Collect each line of the entries that holds the string "illæ".
START RECORDS
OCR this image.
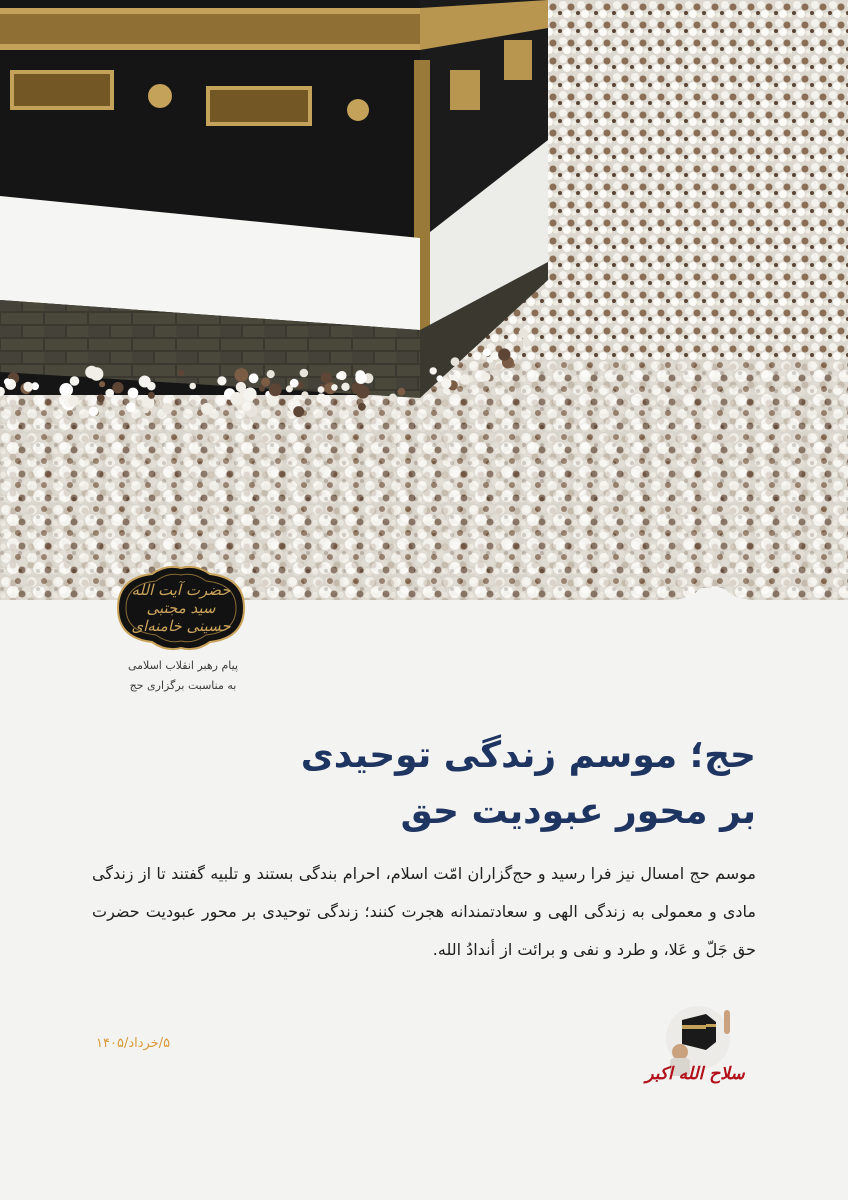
حضرت آیت الله سید مجتبی حسینی خامنه‌ای
پیام رهبر انقلاب اسلامی
به مناسبت برگزاری حج
حج؛ موسم زندگی توحیدی
بر محور عبودیت حق
موسم حج امسال نیز فرا رسید و حج‌گزاران امّت اسلام، احرام بندگی بستند و تلبیه گفتند تا از زندگی مادی و معمولی به زندگی الهی و سعادتمندانه هجرت کنند؛ زندگی توحیدی بر محور عبودیت حضرت حق جَلّ و عَلا، و طرد و نفی و برائت از أندادُ الله.
۵/خرداد/۱۴۰۵
سلاح الله اکبر
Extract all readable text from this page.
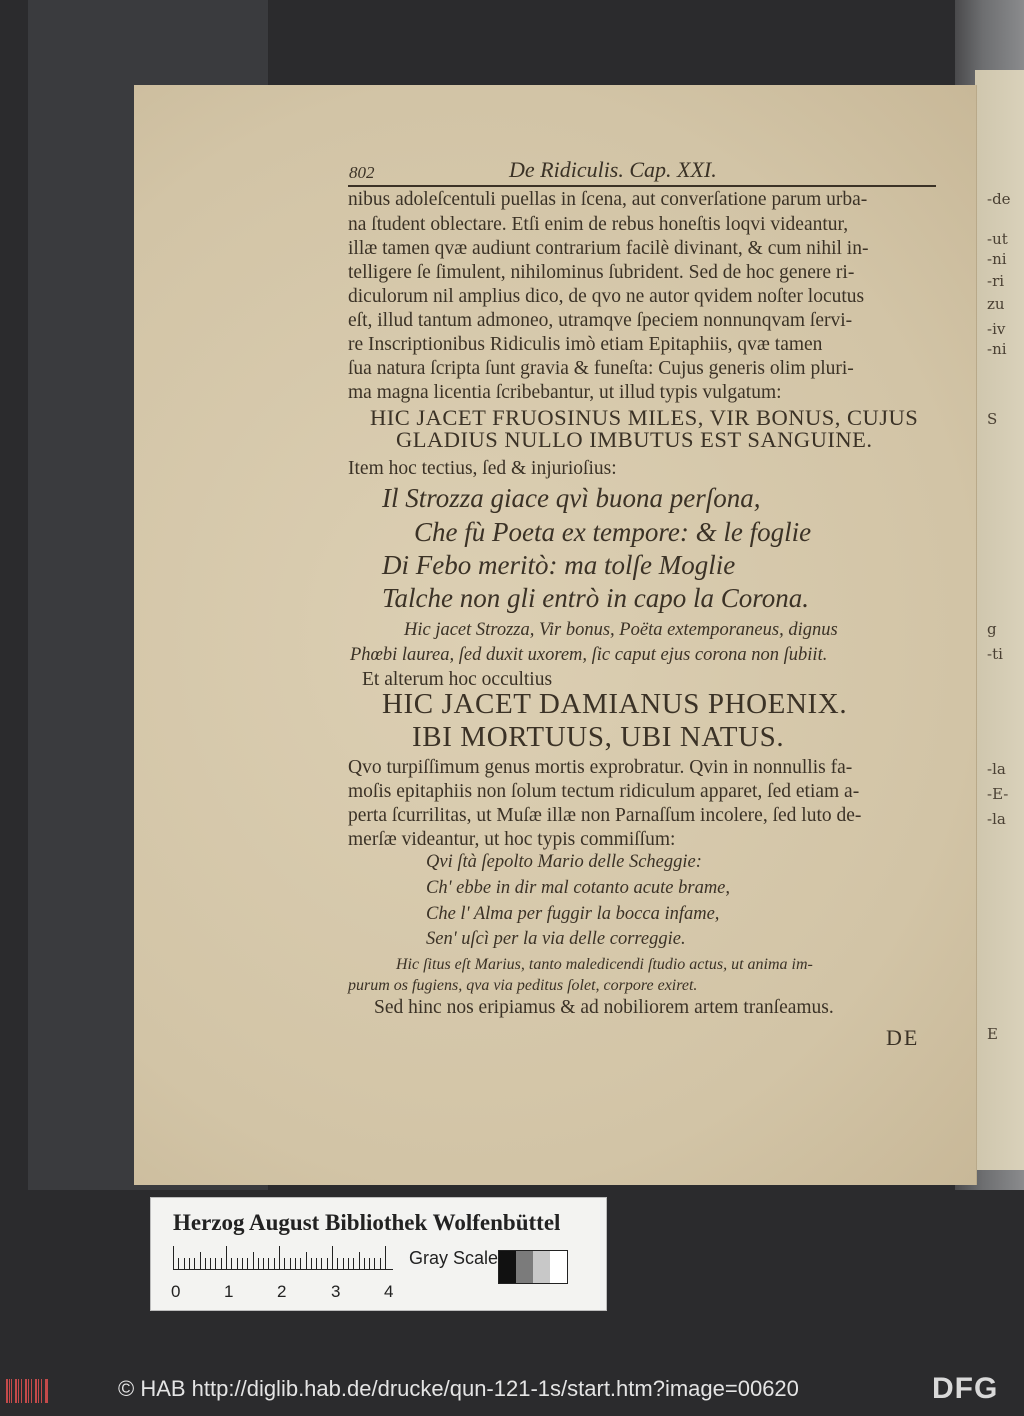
-de
-ut
-ni
-ri
zu
-iv
-ni
S
g
-ti
-la
-E-
-la
E
802	De Ridiculis. Cap. XXI.
nibus adoleſcentuli puellas in ſcena, aut converſatione parum urba-
na ſtudent oblectare. Etſi enim de rebus honeſtis loqvi videantur,
illæ tamen qvæ audiunt contrarium facilè divinant, & cum nihil in-
telligere ſe ſimulent, nihilominus ſubrident. Sed de hoc genere ri-
diculorum nil amplius dico, de qvo ne autor qvidem noſter locutus
eſt, illud tantum admoneo, utramqve ſpeciem nonnunqvam ſervi-
re Inscriptionibus Ridiculis imò etiam Epitaphiis, qvæ tamen
ſua natura ſcripta ſunt gravia & funeſta: Cujus generis olim pluri-
ma magna licentia ſcribebantur, ut illud typis vulgatum:
HIC JACET FRUOSINUS MILES, VIR BONUS, CUJUS
GLADIUS NULLO IMBUTUS EST SANGUINE.
Item hoc tectius, ſed & injurioſius:
Il Strozza giace qvì buona perſona,
Che fù Poeta ex tempore: & le foglie
Di Febo meritò: ma tolſe Moglie
Talche non gli entrò in capo la Corona.
Hic jacet Strozza, Vir bonus, Poëta extemporaneus, dignus
Phœbi laurea, ſed duxit uxorem, ſic caput ejus corona non ſubiit.
Et alterum hoc occultius
HIC JACET DAMIANUS PHOENIX.
IBI MORTUUS, UBI NATUS.
Qvo turpiſſimum genus mortis exprobratur. Qvin in nonnullis fa-
moſis epitaphiis non ſolum tectum ridiculum apparet, ſed etiam a-
perta ſcurrilitas, ut Muſæ illæ non Parnaſſum incolere, ſed luto de-
merſæ videantur, ut hoc typis commiſſum:
Qvi ſtà ſepolto Mario delle Scheggie:
Ch' ebbe in dir mal cotanto acute brame,
Che l' Alma per fuggir la bocca infame,
Sen' uſcì per la via delle correggie.
Hic ſitus eſt Marius, tanto maledicendi ſtudio actus, ut anima im-
purum os fugiens, qva via peditus ſolet, corpore exiret.
Sed hinc nos eripiamus & ad nobiliorem artem tranſeamus.
DE
Herzog August Bibliothek Wolfenbüttel
0	1	2	3	4
Gray Scale
© HAB http://diglib.hab.de/drucke/qun-121-1s/start.htm?image=00620	DFG
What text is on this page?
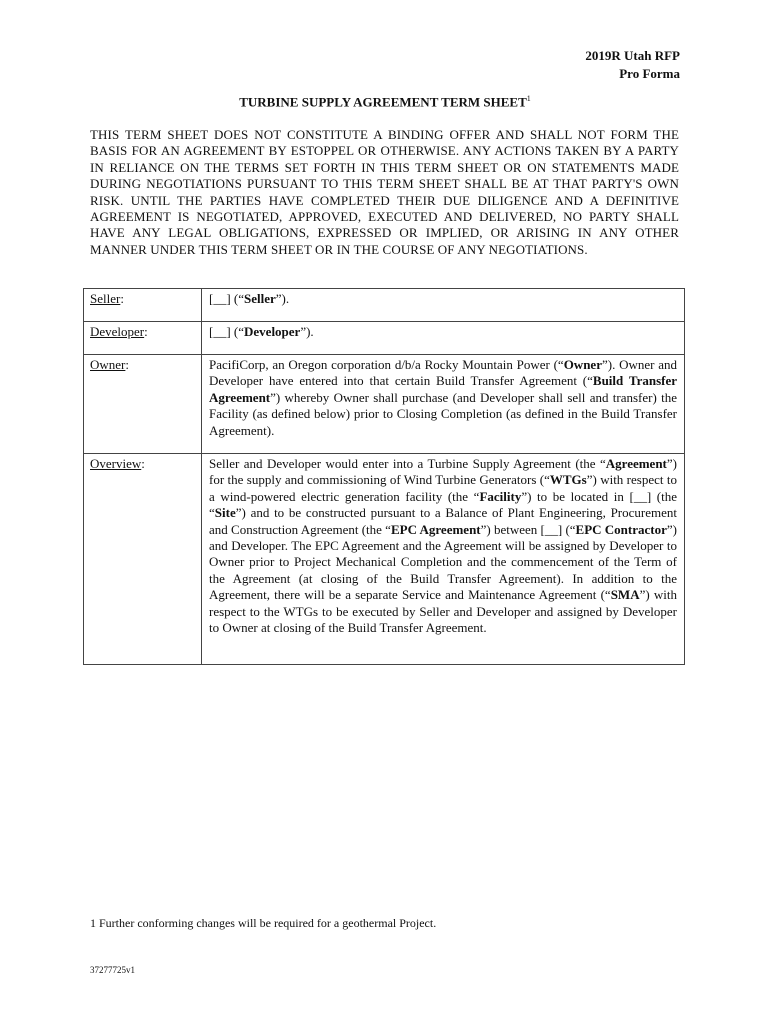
2019R Utah RFP
Pro Forma
TURBINE SUPPLY AGREEMENT TERM SHEET$^1$
THIS TERM SHEET DOES NOT CONSTITUTE A BINDING OFFER AND SHALL NOT FORM THE BASIS FOR AN AGREEMENT BY ESTOPPEL OR OTHERWISE. ANY ACTIONS TAKEN BY A PARTY IN RELIANCE ON THE TERMS SET FORTH IN THIS TERM SHEET OR ON STATEMENTS MADE DURING NEGOTIATIONS PURSUANT TO THIS TERM SHEET SHALL BE AT THAT PARTY'S OWN RISK. UNTIL THE PARTIES HAVE COMPLETED THEIR DUE DILIGENCE AND A DEFINITIVE AGREEMENT IS NEGOTIATED, APPROVED, EXECUTED AND DELIVERED, NO PARTY SHALL HAVE ANY LEGAL OBLIGATIONS, EXPRESSED OR IMPLIED, OR ARISING IN ANY OTHER MANNER UNDER THIS TERM SHEET OR IN THE COURSE OF ANY NEGOTIATIONS.
Seller:	[__] (“Seller”).
Developer:	[__] (“Developer”).
Owner:	PacifiCorp, an Oregon corporation d/b/a Rocky Mountain Power (“Owner”). Owner and Developer have entered into that certain Build Transfer Agreement (“Build Transfer Agreement”) whereby Owner shall purchase (and Developer shall sell and transfer) the Facility (as defined below) prior to Closing Completion (as defined in the Build Transfer Agreement).
Overview:	Seller and Developer would enter into a Turbine Supply Agreement (the “Agreement”) for the supply and commissioning of Wind Turbine Generators (“WTGs”) with respect to a wind-powered electric generation facility (the “Facility”) to be located in [__] (the “Site”) and to be constructed pursuant to a Balance of Plant Engineering, Procurement and Construction Agreement (the “EPC Agreement”) between [__] (“EPC Contractor”) and Developer. The EPC Agreement and the Agreement will be assigned by Developer to Owner prior to Project Mechanical Completion and the commencement of the Term of the Agreement (at closing of the Build Transfer Agreement). In addition to the Agreement, there will be a separate Service and Maintenance Agreement (“SMA”) with respect to the WTGs to be executed by Seller and Developer and assigned by Developer to Owner at closing of the Build Transfer Agreement.
1 Further conforming changes will be required for a geothermal Project.
37277725v1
END RECORDS
◆ TASK SOLUTION
illæ tamen qvæ audiunt contrarium facilè divinant, & cum nihil in-
perta ſcurrilitas, ut Muſæ illæ non Parnaſſum incolere, ſed luto de-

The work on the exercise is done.